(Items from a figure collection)
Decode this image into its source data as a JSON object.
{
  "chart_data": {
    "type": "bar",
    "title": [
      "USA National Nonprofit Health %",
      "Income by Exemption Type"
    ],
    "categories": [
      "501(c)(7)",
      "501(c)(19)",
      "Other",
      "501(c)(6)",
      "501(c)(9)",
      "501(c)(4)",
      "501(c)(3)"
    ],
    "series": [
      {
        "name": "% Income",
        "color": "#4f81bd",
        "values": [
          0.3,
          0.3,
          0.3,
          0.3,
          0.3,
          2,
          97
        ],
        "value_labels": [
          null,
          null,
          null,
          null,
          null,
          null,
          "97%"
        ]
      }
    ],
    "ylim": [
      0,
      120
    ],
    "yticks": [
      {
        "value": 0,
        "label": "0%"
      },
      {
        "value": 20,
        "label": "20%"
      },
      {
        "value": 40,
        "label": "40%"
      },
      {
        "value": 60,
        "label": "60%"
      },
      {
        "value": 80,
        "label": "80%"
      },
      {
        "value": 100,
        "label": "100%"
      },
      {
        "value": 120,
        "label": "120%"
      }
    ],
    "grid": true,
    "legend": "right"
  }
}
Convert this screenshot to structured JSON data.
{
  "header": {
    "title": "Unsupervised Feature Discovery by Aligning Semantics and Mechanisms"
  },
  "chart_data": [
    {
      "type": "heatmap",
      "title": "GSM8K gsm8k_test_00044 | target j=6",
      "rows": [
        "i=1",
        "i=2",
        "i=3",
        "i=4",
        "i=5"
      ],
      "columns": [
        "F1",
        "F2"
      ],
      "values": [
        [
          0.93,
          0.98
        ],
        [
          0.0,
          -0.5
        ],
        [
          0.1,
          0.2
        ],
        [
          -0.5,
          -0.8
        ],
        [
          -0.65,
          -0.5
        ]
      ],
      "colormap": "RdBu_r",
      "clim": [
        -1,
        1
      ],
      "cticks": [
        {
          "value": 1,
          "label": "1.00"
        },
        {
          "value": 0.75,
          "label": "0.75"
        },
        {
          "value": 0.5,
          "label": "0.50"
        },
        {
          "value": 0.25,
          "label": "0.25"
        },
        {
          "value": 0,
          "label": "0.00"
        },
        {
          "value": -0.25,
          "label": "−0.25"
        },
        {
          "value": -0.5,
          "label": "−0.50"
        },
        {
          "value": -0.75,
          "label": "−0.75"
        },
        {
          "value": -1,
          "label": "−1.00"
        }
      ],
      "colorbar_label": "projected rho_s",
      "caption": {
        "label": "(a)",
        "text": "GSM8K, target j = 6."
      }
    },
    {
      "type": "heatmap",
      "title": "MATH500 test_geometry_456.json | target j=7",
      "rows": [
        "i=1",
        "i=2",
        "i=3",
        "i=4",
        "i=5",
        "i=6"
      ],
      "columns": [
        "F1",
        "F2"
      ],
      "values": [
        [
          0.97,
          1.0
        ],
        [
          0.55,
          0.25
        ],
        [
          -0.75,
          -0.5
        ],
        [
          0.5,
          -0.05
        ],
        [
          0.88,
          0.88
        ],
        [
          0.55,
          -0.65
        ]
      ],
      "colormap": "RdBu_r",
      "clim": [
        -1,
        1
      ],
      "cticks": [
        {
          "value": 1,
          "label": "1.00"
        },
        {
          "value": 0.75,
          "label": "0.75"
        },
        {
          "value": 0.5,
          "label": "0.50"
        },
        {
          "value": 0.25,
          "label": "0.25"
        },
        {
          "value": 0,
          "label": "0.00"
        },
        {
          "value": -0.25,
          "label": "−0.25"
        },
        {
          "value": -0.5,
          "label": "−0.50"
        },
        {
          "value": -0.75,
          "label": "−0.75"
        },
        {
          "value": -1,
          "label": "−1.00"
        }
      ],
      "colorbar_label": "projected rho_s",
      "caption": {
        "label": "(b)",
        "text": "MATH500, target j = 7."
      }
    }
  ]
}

### What is being asked
Quote the data above in full, changing nothing.

### Solved exercise
Decode this image into its source data as a JSON object.
{
  "chart_data": {
    "type": "bar",
    "title": [
      "USA National Nonprofit Health %",
      "Income by Exemption Type"
    ],
    "categories": [
      "501(c)(7)",
      "501(c)(19)",
      "Other",
      "501(c)(6)",
      "501(c)(9)",
      "501(c)(4)",
      "501(c)(3)"
    ],
    "series": [
      {
        "name": "% Income",
        "color": "#4f81bd",
        "values": [
          0.3,
          0.3,
          0.3,
          0.3,
          0.3,
          2,
          97
        ],
        "value_labels": [
          null,
          null,
          null,
          null,
          null,
          null,
          "97%"
        ]
      }
    ],
    "ylim": [
      0,
      120
    ],
    "yticks": [
      {
        "value": 0,
        "label": "0%"
      },
      {
        "value": 20,
        "label": "20%"
      },
      {
        "value": 40,
        "label": "40%"
      },
      {
        "value": 60,
        "label": "60%"
      },
      {
        "value": 80,
        "label": "80%"
      },
      {
        "value": 100,
        "label": "100%"
      },
      {
        "value": 120,
        "label": "120%"
      }
    ],
    "grid": true,
    "legend": "right"
  }
}
Convert this screenshot to structured JSON data.
{
  "header": {
    "title": "Unsupervised Feature Discovery by Aligning Semantics and Mechanisms"
  },
  "chart_data": [
    {
      "type": "heatmap",
      "title": "GSM8K gsm8k_test_00044 | target j=6",
      "rows": [
        "i=1",
        "i=2",
        "i=3",
        "i=4",
        "i=5"
      ],
      "columns": [
        "F1",
        "F2"
      ],
      "values": [
        [
          0.93,
          0.98
        ],
        [
          0.0,
          -0.5
        ],
        [
          0.1,
          0.2
        ],
        [
          -0.5,
          -0.8
        ],
        [
          -0.65,
          -0.5
        ]
      ],
      "colormap": "RdBu_r",
      "clim": [
        -1,
        1
      ],
      "cticks": [
        {
          "value": 1,
          "label": "1.00"
        },
        {
          "value": 0.75,
          "label": "0.75"
        },
        {
          "value": 0.5,
          "label": "0.50"
        },
        {
          "value": 0.25,
          "label": "0.25"
        },
        {
          "value": 0,
          "label": "0.00"
        },
        {
          "value": -0.25,
          "label": "−0.25"
        },
        {
          "value": -0.5,
          "label": "−0.50"
        },
        {
          "value": -0.75,
          "label": "−0.75"
        },
        {
          "value": -1,
          "label": "−1.00"
        }
      ],
      "colorbar_label": "projected rho_s",
      "caption": {
        "label": "(a)",
        "text": "GSM8K, target j = 6."
      }
    },
    {
      "type": "heatmap",
      "title": "MATH500 test_geometry_456.json | target j=7",
      "rows": [
        "i=1",
        "i=2",
        "i=3",
        "i=4",
        "i=5",
        "i=6"
      ],
      "columns": [
        "F1",
        "F2"
      ],
      "values": [
        [
          0.97,
          1.0
        ],
        [
          0.55,
          0.25
        ],
        [
          -0.75,
          -0.5
        ],
        [
          0.5,
          -0.05
        ],
        [
          0.88,
          0.88
        ],
        [
          0.55,
          -0.65
        ]
      ],
      "colormap": "RdBu_r",
      "clim": [
        -1,
        1
      ],
      "cticks": [
        {
          "value": 1,
          "label": "1.00"
        },
        {
          "value": 0.75,
          "label": "0.75"
        },
        {
          "value": 0.5,
          "label": "0.50"
        },
        {
          "value": 0.25,
          "label": "0.25"
        },
        {
          "value": 0,
          "label": "0.00"
        },
        {
          "value": -0.25,
          "label": "−0.25"
        },
        {
          "value": -0.5,
          "label": "−0.50"
        },
        {
          "value": -0.75,
          "label": "−0.75"
        },
        {
          "value": -1,
          "label": "−1.00"
        }
      ],
      "colorbar_label": "projected rho_s",
      "caption": {
        "label": "(b)",
        "text": "MATH500, target j = 7."
      }
    }
  ]
}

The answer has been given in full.